Exercise requirements :: Below are the records; reproduce all of them exactly but without any images.

━━━━━━━━━━━━━━━━

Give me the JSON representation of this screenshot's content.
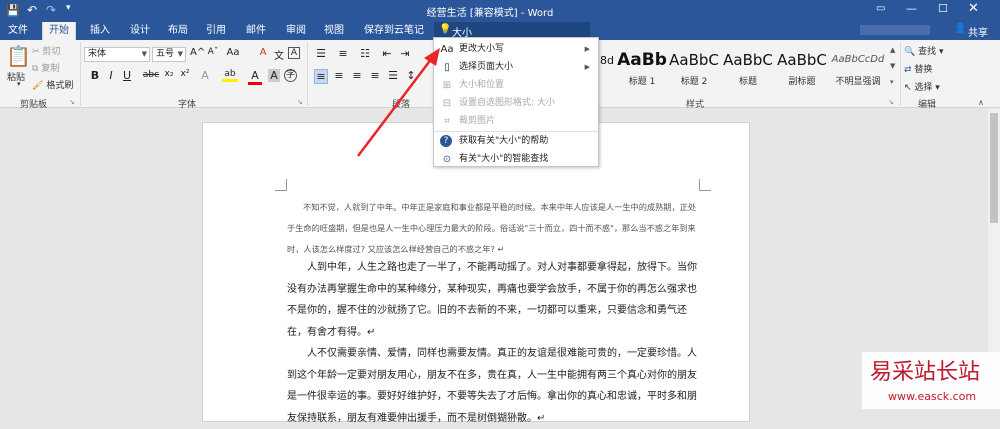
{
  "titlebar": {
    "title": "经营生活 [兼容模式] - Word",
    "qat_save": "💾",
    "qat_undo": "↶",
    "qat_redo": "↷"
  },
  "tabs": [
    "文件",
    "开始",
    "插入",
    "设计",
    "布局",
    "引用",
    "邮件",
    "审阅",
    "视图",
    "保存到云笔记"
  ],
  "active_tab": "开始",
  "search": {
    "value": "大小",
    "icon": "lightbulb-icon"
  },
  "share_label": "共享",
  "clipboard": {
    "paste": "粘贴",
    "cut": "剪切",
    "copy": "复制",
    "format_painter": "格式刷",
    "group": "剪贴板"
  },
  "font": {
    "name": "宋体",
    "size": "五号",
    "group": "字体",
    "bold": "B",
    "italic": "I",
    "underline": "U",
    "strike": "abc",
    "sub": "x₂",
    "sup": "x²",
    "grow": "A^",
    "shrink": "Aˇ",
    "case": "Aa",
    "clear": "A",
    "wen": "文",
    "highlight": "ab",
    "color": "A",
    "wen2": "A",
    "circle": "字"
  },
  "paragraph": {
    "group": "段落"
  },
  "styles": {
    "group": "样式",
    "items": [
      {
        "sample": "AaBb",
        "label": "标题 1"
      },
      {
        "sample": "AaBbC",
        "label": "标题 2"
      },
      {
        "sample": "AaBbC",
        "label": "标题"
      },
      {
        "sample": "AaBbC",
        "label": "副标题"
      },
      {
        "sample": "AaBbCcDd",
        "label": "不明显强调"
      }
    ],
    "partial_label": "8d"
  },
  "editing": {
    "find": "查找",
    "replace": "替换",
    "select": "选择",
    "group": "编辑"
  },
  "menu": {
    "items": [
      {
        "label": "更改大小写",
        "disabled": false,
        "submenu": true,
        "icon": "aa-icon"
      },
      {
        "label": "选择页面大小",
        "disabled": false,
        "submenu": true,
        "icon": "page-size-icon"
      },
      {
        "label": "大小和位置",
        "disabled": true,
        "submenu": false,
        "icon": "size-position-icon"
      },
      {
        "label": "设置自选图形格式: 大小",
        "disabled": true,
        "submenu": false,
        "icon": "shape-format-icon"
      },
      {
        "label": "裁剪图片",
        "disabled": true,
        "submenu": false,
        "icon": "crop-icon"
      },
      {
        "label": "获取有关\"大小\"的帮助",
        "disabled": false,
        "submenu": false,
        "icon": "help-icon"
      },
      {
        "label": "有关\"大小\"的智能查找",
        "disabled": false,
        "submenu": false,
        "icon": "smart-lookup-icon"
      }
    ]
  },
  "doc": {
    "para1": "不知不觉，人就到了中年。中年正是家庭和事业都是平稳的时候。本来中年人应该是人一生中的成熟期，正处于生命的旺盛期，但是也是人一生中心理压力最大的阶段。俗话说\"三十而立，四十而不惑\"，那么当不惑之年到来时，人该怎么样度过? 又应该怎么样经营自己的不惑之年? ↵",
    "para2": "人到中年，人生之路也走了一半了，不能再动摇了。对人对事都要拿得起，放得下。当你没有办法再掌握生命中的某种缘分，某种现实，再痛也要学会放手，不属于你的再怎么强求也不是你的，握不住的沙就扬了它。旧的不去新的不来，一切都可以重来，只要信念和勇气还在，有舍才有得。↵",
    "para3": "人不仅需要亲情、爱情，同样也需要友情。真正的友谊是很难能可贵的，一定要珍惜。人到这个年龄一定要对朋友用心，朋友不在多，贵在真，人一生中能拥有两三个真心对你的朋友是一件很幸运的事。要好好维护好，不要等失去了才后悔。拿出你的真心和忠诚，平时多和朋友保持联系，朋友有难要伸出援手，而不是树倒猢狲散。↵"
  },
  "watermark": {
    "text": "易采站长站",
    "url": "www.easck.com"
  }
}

━━━━━━━━━━━━━━━━

Solved exercise ::
Give me the JSON representation of this screenshot's content.
{
  "titlebar": {
    "title": "经营生活 [兼容模式] - Word",
    "qat_save": "💾",
    "qat_undo": "↶",
    "qat_redo": "↷"
  },
  "tabs": [
    "文件",
    "开始",
    "插入",
    "设计",
    "布局",
    "引用",
    "邮件",
    "审阅",
    "视图",
    "保存到云笔记"
  ],
  "active_tab": "开始",
  "search": {
    "value": "大小",
    "icon": "lightbulb-icon"
  },
  "share_label": "共享",
  "clipboard": {
    "paste": "粘贴",
    "cut": "剪切",
    "copy": "复制",
    "format_painter": "格式刷",
    "group": "剪贴板"
  },
  "font": {
    "name": "宋体",
    "size": "五号",
    "group": "字体",
    "bold": "B",
    "italic": "I",
    "underline": "U",
    "strike": "abc",
    "sub": "x₂",
    "sup": "x²",
    "grow": "A^",
    "shrink": "Aˇ",
    "case": "Aa",
    "clear": "A",
    "wen": "文",
    "highlight": "ab",
    "color": "A",
    "wen2": "A",
    "circle": "字"
  },
  "paragraph": {
    "group": "段落"
  },
  "styles": {
    "group": "样式",
    "items": [
      {
        "sample": "AaBb",
        "label": "标题 1"
      },
      {
        "sample": "AaBbC",
        "label": "标题 2"
      },
      {
        "sample": "AaBbC",
        "label": "标题"
      },
      {
        "sample": "AaBbC",
        "label": "副标题"
      },
      {
        "sample": "AaBbCcDd",
        "label": "不明显强调"
      }
    ],
    "partial_label": "8d"
  },
  "editing": {
    "find": "查找",
    "replace": "替换",
    "select": "选择",
    "group": "编辑"
  },
  "menu": {
    "items": [
      {
        "label": "更改大小写",
        "disabled": false,
        "submenu": true,
        "icon": "aa-icon"
      },
      {
        "label": "选择页面大小",
        "disabled": false,
        "submenu": true,
        "icon": "page-size-icon"
      },
      {
        "label": "大小和位置",
        "disabled": true,
        "submenu": false,
        "icon": "size-position-icon"
      },
      {
        "label": "设置自选图形格式: 大小",
        "disabled": true,
        "submenu": false,
        "icon": "shape-format-icon"
      },
      {
        "label": "裁剪图片",
        "disabled": true,
        "submenu": false,
        "icon": "crop-icon"
      },
      {
        "label": "获取有关\"大小\"的帮助",
        "disabled": false,
        "submenu": false,
        "icon": "help-icon"
      },
      {
        "label": "有关\"大小\"的智能查找",
        "disabled": false,
        "submenu": false,
        "icon": "smart-lookup-icon"
      }
    ]
  },
  "doc": {
    "para1": "不知不觉，人就到了中年。中年正是家庭和事业都是平稳的时候。本来中年人应该是人一生中的成熟期，正处于生命的旺盛期，但是也是人一生中心理压力最大的阶段。俗话说\"三十而立，四十而不惑\"，那么当不惑之年到来时，人该怎么样度过? 又应该怎么样经营自己的不惑之年? ↵",
    "para2": "人到中年，人生之路也走了一半了，不能再动摇了。对人对事都要拿得起，放得下。当你没有办法再掌握生命中的某种缘分，某种现实，再痛也要学会放手，不属于你的再怎么强求也不是你的，握不住的沙就扬了它。旧的不去新的不来，一切都可以重来，只要信念和勇气还在，有舍才有得。↵",
    "para3": "人不仅需要亲情、爱情，同样也需要友情。真正的友谊是很难能可贵的，一定要珍惜。人到这个年龄一定要对朋友用心，朋友不在多，贵在真，人一生中能拥有两三个真心对你的朋友是一件很幸运的事。要好好维护好，不要等失去了才后悔。拿出你的真心和忠诚，平时多和朋友保持联系，朋友有难要伸出援手，而不是树倒猢狲散。↵"
  },
  "watermark": {
    "text": "易采站长站",
    "url": "www.easck.com"
  }
}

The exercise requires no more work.